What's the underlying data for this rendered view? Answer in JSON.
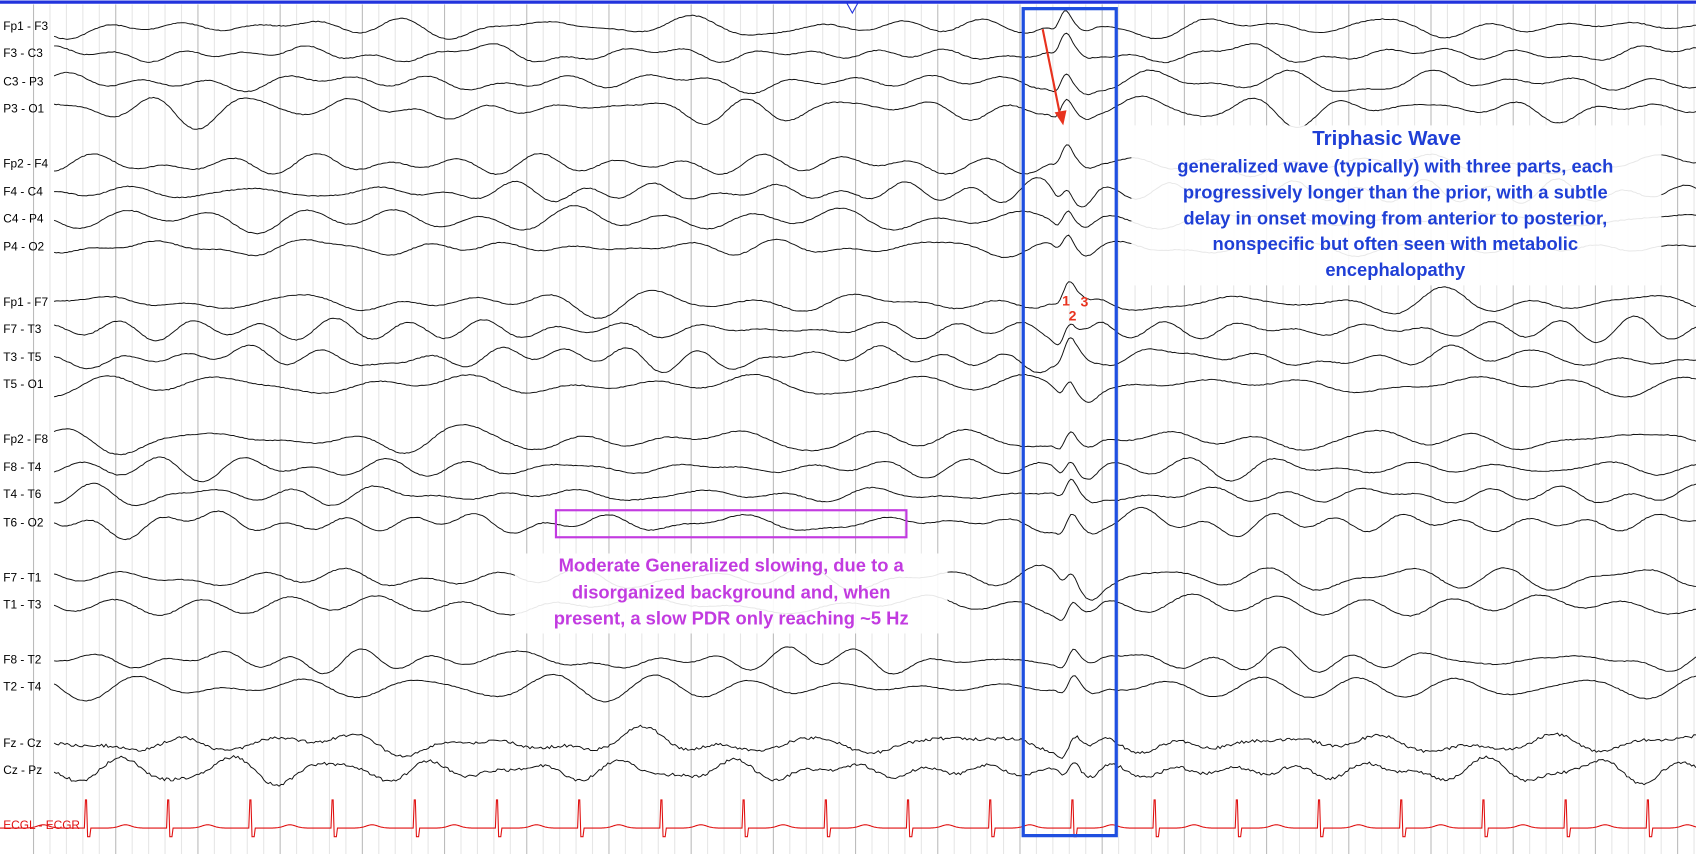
{
  "channels": [
    "Fp1 - F3",
    "F3 - C3",
    "C3 - P3",
    "P3 - O1",
    "Fp2 - F4",
    "F4 - C4",
    "C4 - P4",
    "P4 - O2",
    "Fp1 - F7",
    "F7 - T3",
    "T3 - T5",
    "T5 - O1",
    "Fp2 - F8",
    "F8 - T4",
    "T4 - T6",
    "T6 - O2",
    "F7 - T1",
    "T1 - T3",
    "F8 - T2",
    "T2 - T4",
    "Fz - Cz",
    "Cz - Pz"
  ],
  "ecg_label": "ECGL - ECGR",
  "triphasic": {
    "title": "Triphasic Wave",
    "lines": [
      "generalized wave (typically) with three parts, each",
      "progressively longer than the prior, with a subtle",
      "delay in onset moving from anterior to posterior,",
      "nonspecific but often seen with metabolic",
      "encephalopathy"
    ]
  },
  "phase_markers": [
    "1",
    "2",
    "3"
  ],
  "slowing": {
    "lines": [
      "Moderate Generalized slowing, due to a",
      "disorganized background and, when",
      "present, a slow PDR only reaching ~5 Hz"
    ]
  }
}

> **TASK BRIEF**: Restate the listing above word for word, and skip the pictures.

> **REPLY**:
What's the underlying data for this rendered view? Answer in JSON.
{
  "channels": [
    "Fp1 - F3",
    "F3 - C3",
    "C3 - P3",
    "P3 - O1",
    "Fp2 - F4",
    "F4 - C4",
    "C4 - P4",
    "P4 - O2",
    "Fp1 - F7",
    "F7 - T3",
    "T3 - T5",
    "T5 - O1",
    "Fp2 - F8",
    "F8 - T4",
    "T4 - T6",
    "T6 - O2",
    "F7 - T1",
    "T1 - T3",
    "F8 - T2",
    "T2 - T4",
    "Fz - Cz",
    "Cz - Pz"
  ],
  "ecg_label": "ECGL - ECGR",
  "triphasic": {
    "title": "Triphasic Wave",
    "lines": [
      "generalized wave (typically) with three parts, each",
      "progressively longer than the prior, with a subtle",
      "delay in onset moving from anterior to posterior,",
      "nonspecific but often seen with metabolic",
      "encephalopathy"
    ]
  },
  "phase_markers": [
    "1",
    "2",
    "3"
  ],
  "slowing": {
    "lines": [
      "Moderate Generalized slowing, due to a",
      "disorganized background and, when",
      "present, a slow PDR only reaching ~5 Hz"
    ]
  }
}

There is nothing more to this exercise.